Description of the task =
Print the lines from the one with "data-point [1172, 143, 1178, 148]" to the one with "y-tick-label: 72 [58, 501, 74, 519]" exactly as they appear in the records below, including both of those lines.

Exercise input =

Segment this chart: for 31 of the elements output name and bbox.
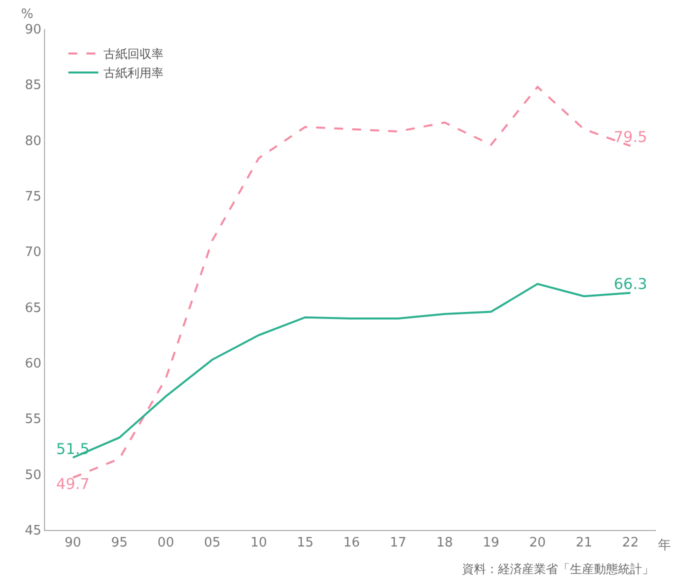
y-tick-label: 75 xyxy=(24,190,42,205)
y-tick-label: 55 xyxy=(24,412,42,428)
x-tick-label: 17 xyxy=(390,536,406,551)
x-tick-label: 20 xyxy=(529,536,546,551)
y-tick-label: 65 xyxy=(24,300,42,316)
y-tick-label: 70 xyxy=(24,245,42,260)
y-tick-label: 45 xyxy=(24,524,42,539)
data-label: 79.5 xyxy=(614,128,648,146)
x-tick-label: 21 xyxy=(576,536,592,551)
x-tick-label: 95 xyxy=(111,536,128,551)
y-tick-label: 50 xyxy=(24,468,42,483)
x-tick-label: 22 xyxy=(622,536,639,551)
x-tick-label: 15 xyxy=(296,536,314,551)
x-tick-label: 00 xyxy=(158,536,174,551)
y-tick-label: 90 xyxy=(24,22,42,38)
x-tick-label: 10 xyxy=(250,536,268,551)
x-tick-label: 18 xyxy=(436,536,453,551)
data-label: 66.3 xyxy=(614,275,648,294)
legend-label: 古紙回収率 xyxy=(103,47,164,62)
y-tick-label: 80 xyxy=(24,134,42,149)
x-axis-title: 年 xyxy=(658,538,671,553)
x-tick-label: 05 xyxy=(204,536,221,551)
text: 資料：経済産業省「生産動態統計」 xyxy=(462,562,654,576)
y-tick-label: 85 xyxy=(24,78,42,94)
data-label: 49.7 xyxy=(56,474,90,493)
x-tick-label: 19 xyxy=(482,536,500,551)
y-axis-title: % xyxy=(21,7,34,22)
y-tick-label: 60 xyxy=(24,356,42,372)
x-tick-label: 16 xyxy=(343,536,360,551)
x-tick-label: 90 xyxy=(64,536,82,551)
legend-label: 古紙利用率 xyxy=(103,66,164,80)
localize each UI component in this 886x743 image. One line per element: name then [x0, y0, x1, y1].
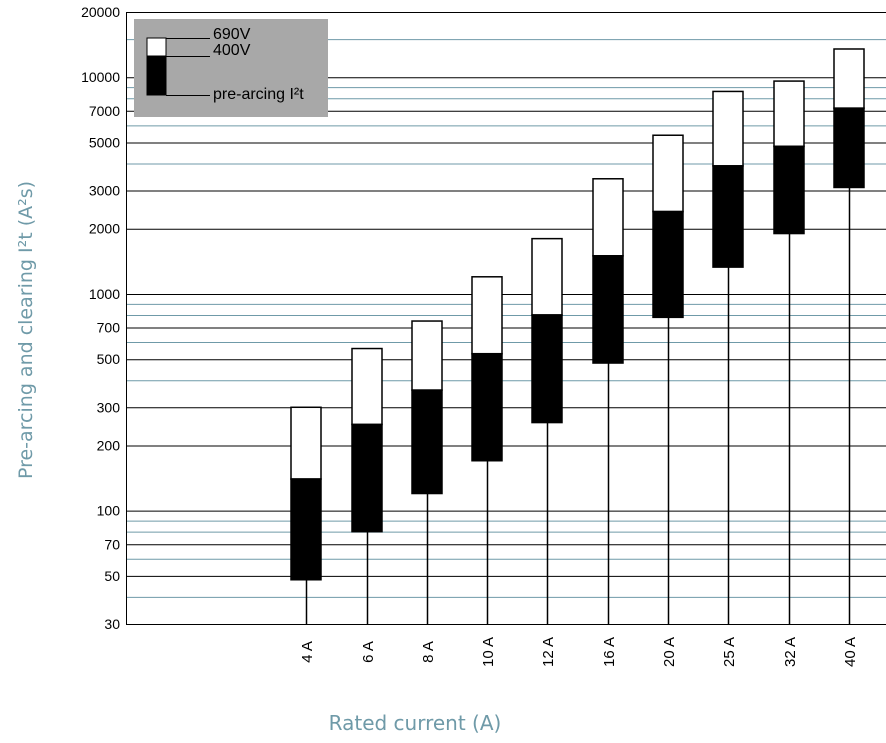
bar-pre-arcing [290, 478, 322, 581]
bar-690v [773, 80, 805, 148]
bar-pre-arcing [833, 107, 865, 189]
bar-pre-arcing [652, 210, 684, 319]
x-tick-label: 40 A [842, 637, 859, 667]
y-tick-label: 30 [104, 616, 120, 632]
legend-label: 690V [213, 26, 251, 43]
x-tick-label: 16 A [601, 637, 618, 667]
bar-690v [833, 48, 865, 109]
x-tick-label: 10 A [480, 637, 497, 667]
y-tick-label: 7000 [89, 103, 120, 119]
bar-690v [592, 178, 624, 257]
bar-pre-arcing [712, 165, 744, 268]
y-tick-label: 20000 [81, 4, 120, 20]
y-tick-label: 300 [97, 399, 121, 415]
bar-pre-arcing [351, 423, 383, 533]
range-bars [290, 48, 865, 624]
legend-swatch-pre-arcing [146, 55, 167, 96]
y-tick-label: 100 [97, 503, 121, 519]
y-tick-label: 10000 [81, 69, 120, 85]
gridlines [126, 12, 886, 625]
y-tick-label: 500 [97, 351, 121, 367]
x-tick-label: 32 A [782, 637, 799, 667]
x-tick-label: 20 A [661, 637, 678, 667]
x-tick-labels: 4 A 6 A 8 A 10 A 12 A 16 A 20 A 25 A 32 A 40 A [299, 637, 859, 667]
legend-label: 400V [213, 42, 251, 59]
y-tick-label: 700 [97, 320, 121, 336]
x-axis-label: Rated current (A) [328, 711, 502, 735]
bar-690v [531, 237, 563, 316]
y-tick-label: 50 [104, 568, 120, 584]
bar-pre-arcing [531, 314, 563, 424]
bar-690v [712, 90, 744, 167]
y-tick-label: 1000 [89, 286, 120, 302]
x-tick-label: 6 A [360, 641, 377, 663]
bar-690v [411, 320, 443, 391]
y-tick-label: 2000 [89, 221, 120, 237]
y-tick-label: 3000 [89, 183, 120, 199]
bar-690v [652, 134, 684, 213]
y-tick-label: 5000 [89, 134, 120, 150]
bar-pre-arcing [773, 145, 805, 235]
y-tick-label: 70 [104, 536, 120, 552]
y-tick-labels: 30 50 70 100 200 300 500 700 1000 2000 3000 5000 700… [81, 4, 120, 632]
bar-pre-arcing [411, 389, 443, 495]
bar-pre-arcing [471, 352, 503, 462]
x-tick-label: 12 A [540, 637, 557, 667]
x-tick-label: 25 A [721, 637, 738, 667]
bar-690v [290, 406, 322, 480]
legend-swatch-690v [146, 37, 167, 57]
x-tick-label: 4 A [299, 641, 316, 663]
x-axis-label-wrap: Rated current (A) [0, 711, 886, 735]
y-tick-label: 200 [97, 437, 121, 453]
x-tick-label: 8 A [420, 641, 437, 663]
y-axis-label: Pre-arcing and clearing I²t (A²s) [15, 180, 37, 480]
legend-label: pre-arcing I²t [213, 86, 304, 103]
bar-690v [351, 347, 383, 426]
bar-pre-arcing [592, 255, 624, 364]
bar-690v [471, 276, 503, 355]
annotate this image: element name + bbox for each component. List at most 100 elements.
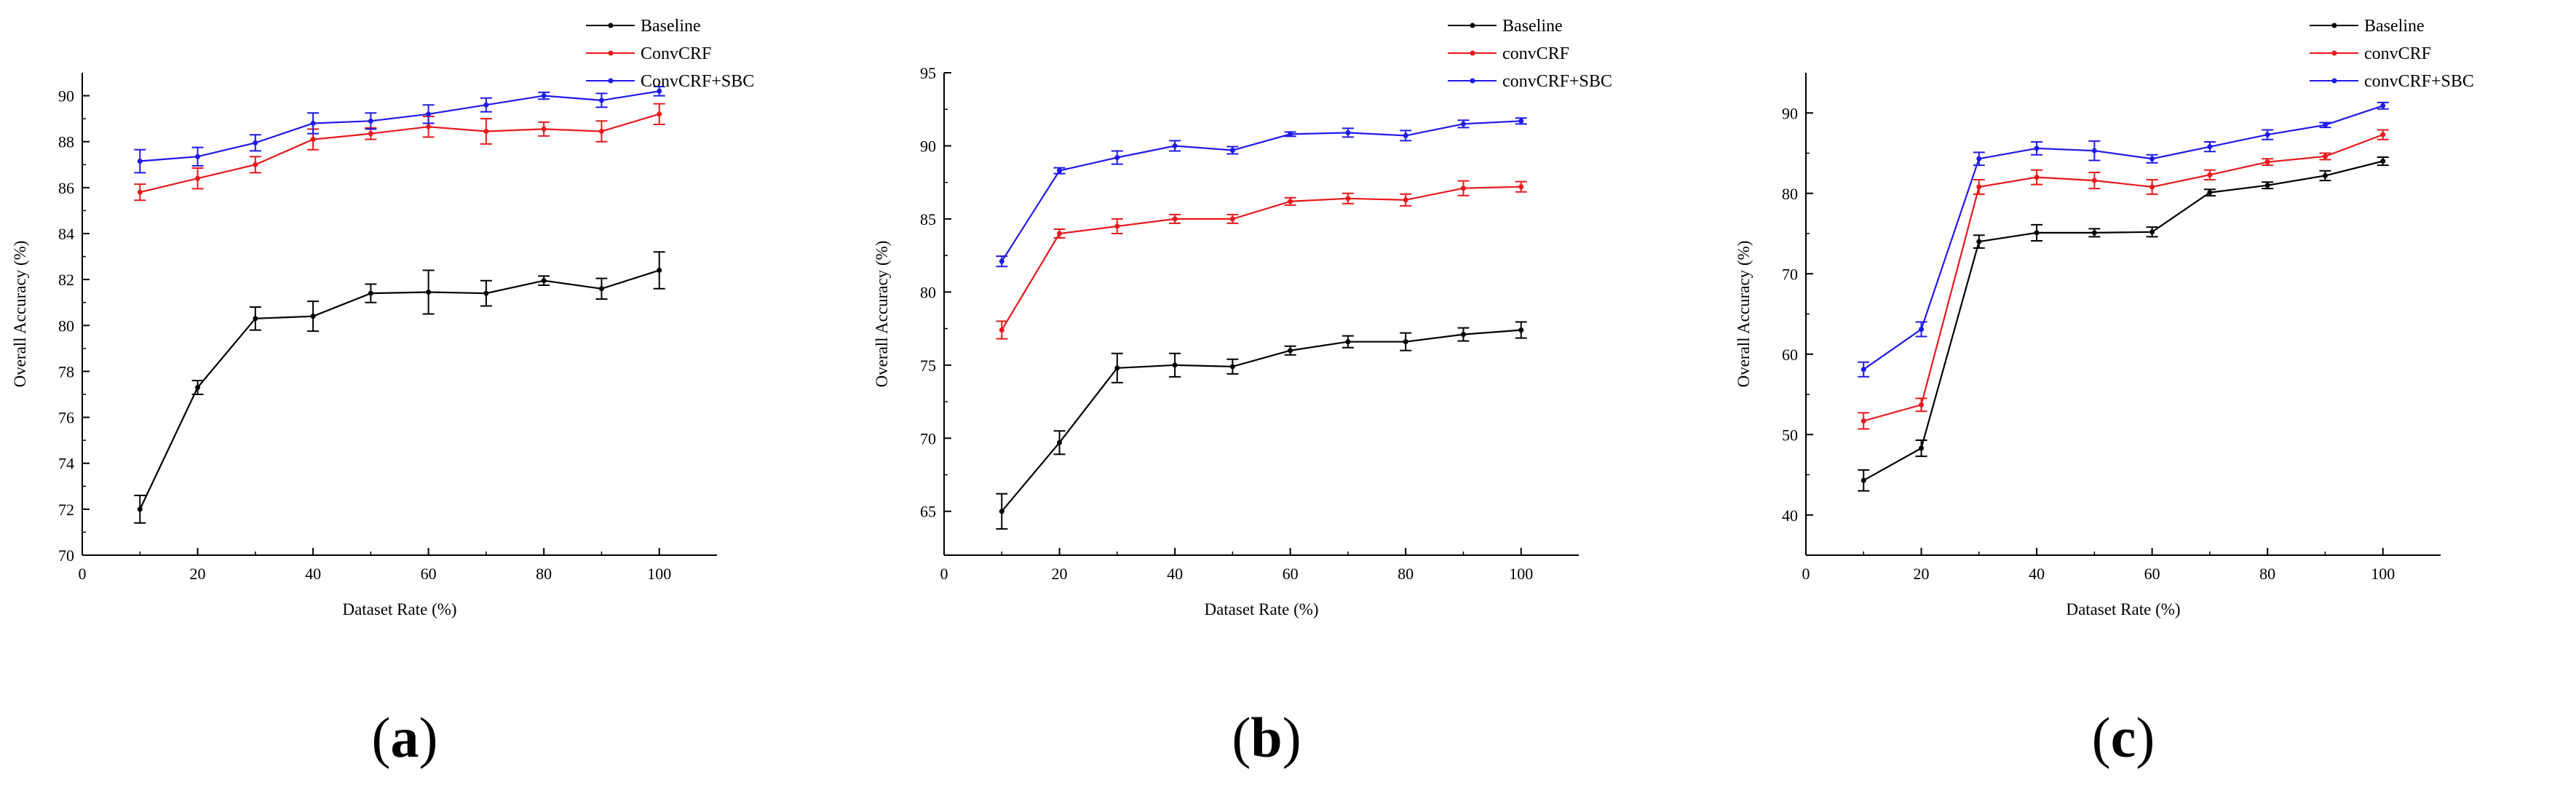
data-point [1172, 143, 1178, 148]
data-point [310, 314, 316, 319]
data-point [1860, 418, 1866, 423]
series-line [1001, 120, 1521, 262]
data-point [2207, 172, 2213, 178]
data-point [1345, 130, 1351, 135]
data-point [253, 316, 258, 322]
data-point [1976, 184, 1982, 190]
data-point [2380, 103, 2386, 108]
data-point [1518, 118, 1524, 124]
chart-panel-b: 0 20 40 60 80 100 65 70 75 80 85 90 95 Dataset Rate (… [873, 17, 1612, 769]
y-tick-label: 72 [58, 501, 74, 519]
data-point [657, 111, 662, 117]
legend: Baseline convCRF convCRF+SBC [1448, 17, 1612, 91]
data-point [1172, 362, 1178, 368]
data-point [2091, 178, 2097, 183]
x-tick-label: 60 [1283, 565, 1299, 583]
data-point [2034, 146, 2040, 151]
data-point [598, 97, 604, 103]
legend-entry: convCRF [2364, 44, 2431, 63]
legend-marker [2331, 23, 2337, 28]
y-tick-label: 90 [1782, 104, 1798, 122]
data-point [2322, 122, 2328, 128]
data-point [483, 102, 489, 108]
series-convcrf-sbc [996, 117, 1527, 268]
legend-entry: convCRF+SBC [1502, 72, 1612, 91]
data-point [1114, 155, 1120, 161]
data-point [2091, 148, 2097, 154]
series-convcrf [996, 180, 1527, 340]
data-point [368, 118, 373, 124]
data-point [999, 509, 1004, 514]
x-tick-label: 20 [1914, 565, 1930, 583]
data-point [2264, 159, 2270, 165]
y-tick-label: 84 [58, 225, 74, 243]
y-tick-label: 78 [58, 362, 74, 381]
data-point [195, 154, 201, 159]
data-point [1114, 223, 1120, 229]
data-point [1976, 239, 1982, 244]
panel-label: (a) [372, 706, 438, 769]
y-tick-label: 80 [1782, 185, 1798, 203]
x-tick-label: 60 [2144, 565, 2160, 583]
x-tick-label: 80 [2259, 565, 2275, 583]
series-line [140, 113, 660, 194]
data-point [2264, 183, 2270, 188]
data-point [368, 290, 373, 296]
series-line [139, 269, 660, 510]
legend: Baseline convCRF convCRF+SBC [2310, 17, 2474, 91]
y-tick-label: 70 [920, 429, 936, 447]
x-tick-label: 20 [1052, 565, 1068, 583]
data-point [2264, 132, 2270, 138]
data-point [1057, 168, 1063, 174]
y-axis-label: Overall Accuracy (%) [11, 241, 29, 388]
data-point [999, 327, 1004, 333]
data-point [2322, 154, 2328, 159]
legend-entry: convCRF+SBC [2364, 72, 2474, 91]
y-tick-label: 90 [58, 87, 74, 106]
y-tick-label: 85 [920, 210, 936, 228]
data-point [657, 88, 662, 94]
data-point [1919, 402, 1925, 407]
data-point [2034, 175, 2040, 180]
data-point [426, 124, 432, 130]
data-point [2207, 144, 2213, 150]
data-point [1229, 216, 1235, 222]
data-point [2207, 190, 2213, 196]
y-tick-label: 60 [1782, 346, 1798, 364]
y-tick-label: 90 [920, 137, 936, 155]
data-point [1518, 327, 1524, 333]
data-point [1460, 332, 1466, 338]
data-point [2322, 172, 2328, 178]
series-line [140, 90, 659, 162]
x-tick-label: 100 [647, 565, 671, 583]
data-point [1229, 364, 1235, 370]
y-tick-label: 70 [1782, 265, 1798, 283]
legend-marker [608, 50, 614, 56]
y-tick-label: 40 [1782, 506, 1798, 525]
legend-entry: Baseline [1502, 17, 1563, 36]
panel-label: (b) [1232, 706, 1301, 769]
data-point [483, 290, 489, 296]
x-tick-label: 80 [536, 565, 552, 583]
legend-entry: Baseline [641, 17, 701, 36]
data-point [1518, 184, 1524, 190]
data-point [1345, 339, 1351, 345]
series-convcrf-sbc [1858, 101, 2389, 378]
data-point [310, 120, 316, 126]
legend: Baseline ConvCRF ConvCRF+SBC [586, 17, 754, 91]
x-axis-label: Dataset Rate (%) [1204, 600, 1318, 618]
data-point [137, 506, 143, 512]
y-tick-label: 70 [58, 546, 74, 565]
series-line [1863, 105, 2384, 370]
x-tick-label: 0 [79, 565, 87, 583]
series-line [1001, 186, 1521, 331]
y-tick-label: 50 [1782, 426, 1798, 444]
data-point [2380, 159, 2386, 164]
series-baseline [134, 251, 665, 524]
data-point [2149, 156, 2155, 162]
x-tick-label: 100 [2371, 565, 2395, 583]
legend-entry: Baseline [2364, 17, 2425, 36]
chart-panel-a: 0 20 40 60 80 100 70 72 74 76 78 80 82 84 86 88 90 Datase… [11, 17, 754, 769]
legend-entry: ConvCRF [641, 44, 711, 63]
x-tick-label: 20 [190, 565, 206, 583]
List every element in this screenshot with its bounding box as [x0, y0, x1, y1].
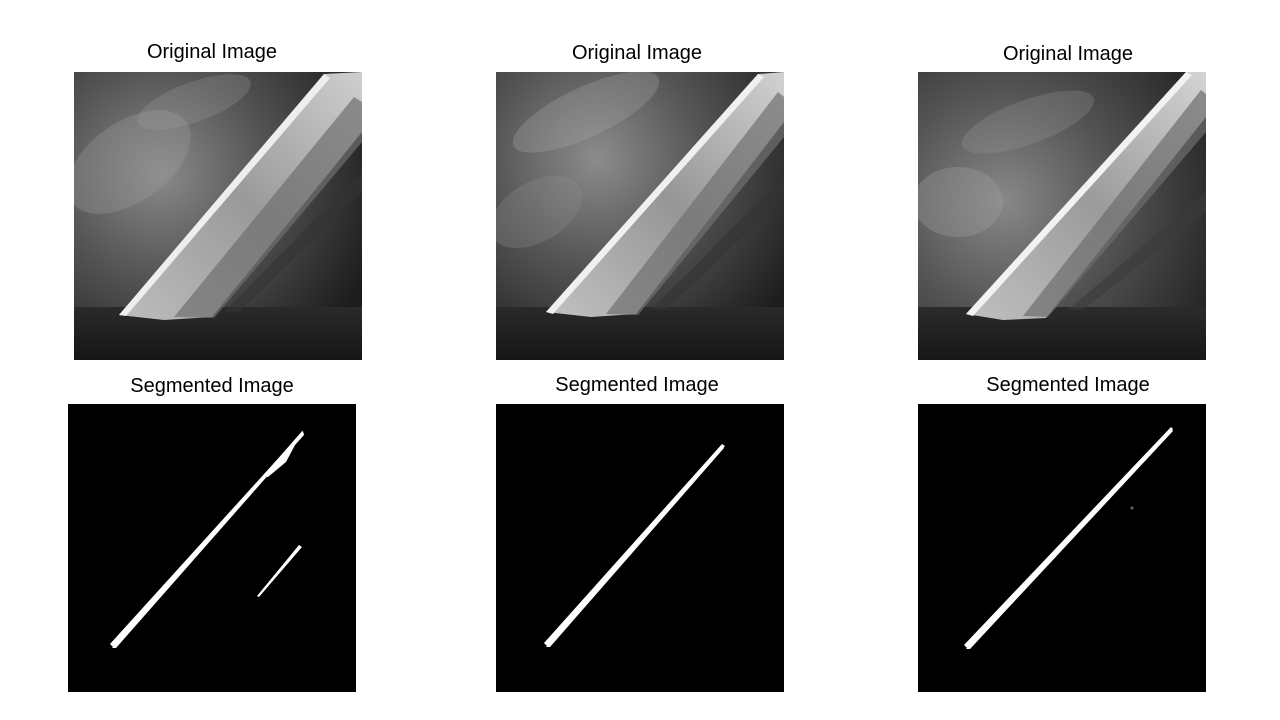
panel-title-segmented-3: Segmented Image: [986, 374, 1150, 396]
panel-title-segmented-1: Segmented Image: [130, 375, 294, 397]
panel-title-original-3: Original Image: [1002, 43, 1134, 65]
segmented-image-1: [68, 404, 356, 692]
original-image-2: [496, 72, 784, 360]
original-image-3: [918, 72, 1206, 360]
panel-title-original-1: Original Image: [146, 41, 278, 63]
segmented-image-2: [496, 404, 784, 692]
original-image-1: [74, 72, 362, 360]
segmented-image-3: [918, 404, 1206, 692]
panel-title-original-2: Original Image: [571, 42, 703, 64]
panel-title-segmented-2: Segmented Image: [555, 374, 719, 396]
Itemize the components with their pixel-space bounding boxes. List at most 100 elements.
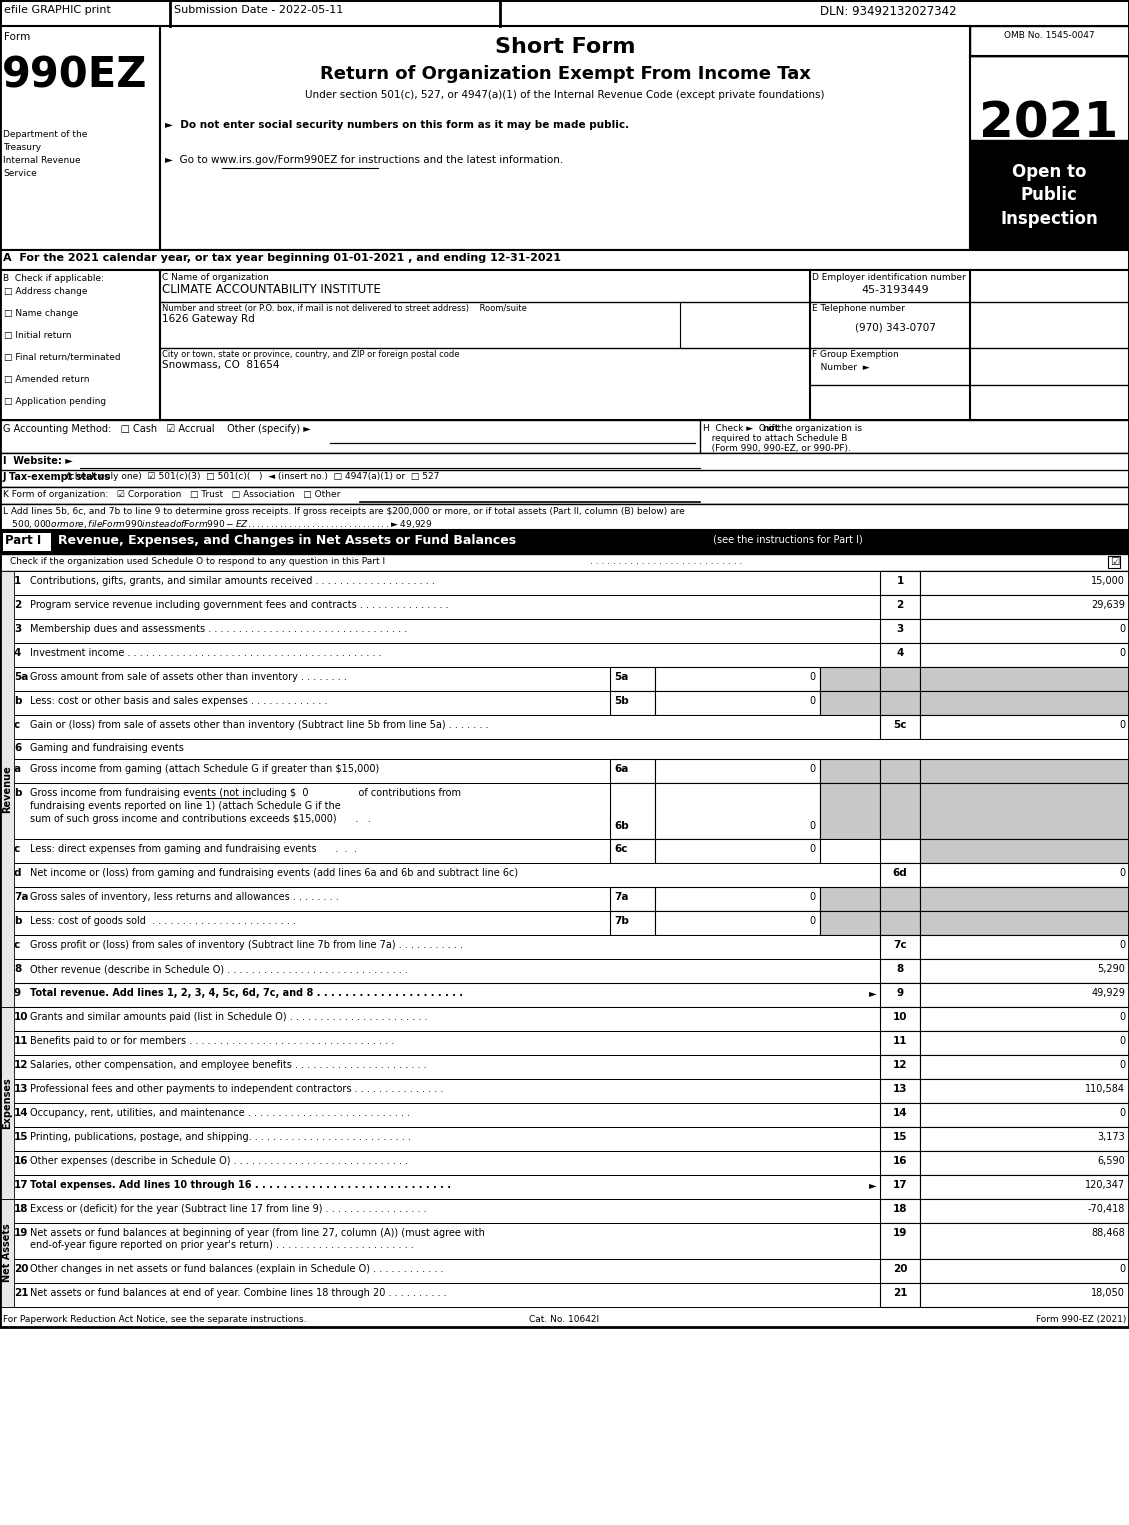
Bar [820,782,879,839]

Correct response =
data-point [1172, 143, 1178, 148]
data-point [310, 314, 316, 319]
data-point [1860, 418, 1866, 423]
series-line [1001, 120, 1521, 262]
data-point [2207, 172, 2213, 178]
data-point [1345, 130, 1351, 135]
data-point [253, 316, 258, 322]
data-point [1976, 184, 1982, 190]
data-point [2380, 103, 2386, 108]
data-point [1518, 118, 1524, 124]
chart-panel-b: 0 20 40 60 80 100 65 70 75 80 85 90 95 Dataset Rate (… [873, 17, 1612, 769]
y-tick-label: 72 [58, 501, 74, 519]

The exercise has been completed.